Data for this task

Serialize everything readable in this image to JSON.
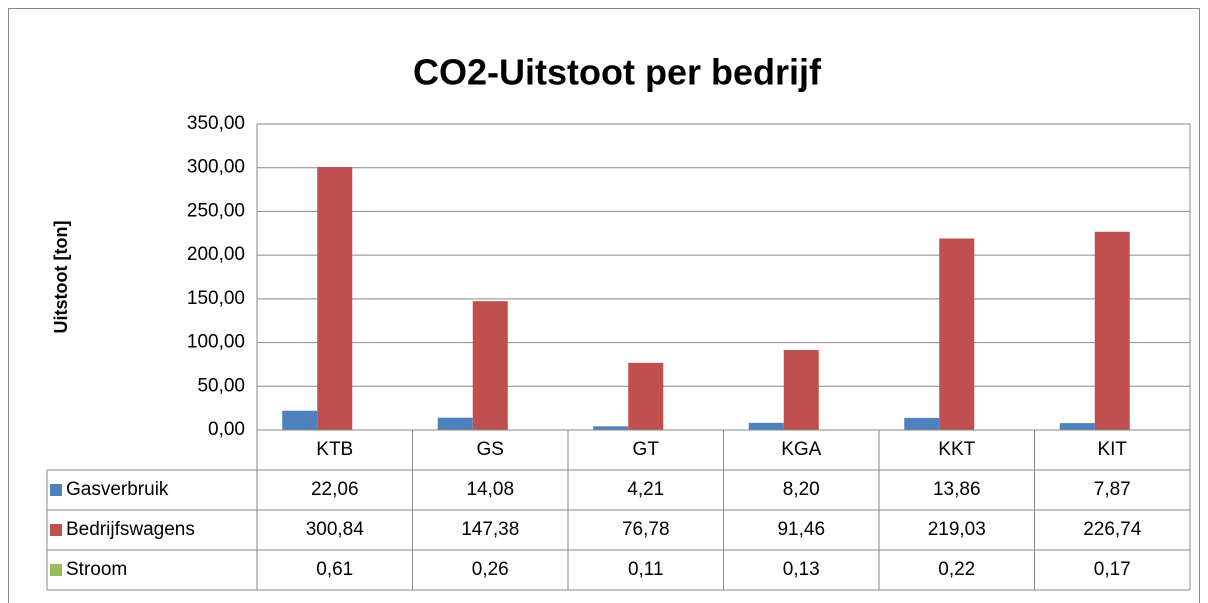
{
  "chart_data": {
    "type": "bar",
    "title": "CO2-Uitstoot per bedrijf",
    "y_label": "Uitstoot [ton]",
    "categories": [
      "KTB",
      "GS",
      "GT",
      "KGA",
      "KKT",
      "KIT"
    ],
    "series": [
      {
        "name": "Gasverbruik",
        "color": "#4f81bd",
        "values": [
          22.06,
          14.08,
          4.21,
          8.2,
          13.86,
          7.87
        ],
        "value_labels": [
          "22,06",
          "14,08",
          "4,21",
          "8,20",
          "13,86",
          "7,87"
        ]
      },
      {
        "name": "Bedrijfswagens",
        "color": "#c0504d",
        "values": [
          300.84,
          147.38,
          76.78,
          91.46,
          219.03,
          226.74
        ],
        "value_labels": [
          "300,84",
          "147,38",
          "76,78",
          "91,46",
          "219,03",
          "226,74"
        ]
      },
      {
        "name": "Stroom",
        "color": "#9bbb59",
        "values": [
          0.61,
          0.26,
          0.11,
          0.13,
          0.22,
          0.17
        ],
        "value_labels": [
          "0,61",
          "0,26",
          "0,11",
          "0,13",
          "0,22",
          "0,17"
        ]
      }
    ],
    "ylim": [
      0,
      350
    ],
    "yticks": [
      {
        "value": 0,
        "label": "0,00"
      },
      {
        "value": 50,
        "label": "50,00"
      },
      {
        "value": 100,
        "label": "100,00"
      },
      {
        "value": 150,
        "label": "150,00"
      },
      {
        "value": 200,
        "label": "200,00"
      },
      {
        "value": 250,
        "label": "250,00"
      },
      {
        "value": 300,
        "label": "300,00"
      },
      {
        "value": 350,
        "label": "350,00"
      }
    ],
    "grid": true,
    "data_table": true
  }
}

* * *

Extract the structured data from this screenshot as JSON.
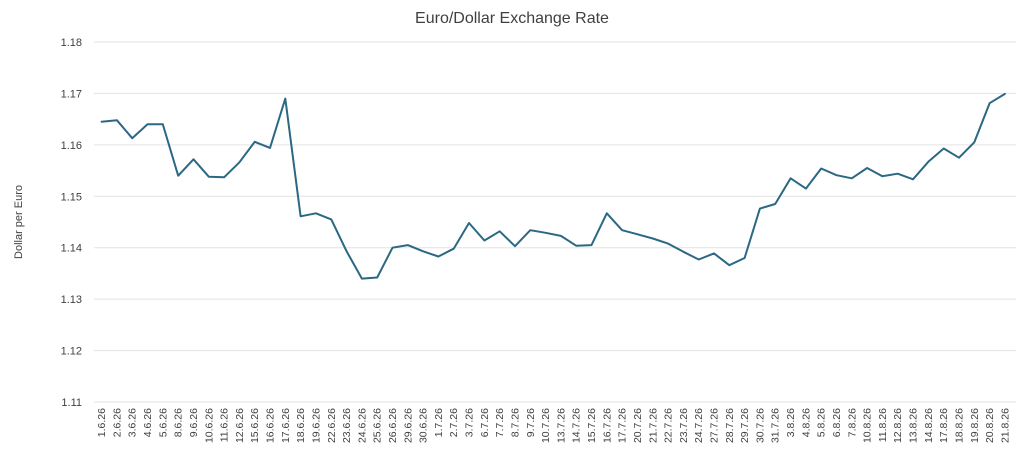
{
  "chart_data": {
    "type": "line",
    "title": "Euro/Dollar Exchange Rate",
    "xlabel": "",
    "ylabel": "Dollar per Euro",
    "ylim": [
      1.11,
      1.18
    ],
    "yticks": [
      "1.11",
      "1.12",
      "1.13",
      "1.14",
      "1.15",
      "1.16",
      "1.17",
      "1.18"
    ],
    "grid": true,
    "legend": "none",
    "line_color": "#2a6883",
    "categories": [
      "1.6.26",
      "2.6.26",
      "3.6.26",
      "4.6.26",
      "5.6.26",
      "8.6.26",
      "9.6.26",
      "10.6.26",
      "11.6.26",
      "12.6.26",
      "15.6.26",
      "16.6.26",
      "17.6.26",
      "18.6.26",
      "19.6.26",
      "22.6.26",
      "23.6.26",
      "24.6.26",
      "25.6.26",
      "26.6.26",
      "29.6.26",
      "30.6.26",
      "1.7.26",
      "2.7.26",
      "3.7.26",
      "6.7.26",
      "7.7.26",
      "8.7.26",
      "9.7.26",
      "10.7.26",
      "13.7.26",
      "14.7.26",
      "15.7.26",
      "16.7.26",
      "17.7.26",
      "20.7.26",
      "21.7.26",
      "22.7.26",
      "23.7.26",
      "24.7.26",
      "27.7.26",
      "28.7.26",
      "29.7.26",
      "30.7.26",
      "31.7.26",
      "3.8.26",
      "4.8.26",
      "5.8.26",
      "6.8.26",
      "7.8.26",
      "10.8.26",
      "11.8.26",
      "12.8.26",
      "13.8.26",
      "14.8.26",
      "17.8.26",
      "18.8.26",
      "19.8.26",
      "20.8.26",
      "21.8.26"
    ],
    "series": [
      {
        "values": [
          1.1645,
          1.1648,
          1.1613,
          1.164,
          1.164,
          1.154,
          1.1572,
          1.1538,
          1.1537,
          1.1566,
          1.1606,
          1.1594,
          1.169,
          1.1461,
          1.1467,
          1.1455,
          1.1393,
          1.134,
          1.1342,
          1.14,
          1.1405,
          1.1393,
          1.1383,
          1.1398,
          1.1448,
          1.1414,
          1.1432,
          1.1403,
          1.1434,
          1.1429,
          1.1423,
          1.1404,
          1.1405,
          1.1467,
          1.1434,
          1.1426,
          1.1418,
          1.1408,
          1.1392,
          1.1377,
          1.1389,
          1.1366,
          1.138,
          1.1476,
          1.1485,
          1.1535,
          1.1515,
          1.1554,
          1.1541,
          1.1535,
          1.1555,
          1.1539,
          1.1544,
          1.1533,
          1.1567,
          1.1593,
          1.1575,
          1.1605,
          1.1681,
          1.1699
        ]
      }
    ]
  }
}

Instructions for the task
Find all lines holding the string "title" and copy them.

Finished answer
    "title": "CO2-Uitstoot per bedrijf",
    "title": "Euro/Dollar Exchange Rate",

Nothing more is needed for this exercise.